Collection entries:
────────────────
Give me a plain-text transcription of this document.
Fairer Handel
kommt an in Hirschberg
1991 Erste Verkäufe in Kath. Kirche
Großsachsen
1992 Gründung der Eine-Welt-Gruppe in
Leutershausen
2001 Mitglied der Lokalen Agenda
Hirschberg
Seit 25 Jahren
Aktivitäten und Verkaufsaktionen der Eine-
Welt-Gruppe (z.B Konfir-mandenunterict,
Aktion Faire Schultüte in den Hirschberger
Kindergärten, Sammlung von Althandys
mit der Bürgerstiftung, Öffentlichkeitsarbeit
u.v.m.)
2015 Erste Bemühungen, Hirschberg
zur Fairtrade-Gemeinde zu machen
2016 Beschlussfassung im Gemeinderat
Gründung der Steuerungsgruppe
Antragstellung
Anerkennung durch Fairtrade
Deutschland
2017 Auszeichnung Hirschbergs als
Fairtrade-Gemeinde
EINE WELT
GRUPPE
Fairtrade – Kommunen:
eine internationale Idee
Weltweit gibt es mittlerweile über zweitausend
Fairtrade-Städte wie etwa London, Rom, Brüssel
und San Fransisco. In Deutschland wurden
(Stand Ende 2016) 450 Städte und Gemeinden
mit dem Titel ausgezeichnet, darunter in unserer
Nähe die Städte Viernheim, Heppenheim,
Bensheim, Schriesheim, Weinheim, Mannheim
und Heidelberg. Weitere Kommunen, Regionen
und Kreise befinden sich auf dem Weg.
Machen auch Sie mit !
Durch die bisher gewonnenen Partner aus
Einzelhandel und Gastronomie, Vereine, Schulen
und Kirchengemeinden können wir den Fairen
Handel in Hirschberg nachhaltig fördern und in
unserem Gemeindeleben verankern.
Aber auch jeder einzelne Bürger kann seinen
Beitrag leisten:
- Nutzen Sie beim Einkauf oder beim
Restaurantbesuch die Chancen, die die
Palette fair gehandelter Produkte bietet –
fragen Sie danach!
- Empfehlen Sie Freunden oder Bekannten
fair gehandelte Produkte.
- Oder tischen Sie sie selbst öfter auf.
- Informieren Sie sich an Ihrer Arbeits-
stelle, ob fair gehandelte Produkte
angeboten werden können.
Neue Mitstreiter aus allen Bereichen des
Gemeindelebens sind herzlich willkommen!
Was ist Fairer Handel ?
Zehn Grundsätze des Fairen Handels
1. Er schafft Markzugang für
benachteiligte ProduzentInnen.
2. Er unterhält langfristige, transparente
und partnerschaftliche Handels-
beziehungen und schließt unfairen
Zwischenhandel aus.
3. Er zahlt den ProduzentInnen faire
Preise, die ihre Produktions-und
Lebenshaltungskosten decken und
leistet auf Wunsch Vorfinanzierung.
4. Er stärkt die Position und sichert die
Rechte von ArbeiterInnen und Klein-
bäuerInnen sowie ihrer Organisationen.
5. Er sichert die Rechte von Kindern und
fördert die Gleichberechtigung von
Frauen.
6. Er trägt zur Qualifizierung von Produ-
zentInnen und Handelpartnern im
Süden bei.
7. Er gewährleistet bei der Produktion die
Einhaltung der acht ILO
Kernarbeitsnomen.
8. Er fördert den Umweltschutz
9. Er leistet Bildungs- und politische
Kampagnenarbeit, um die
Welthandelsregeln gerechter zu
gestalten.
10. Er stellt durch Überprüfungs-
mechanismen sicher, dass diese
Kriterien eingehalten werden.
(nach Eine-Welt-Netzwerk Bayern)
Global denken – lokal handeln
────────────────
= Request =
Copy out the lines that hold "Gründung".

= Answer below =
1992 Gründung der Eine-Welt-Gruppe in
Gründung der Steuerungsgruppe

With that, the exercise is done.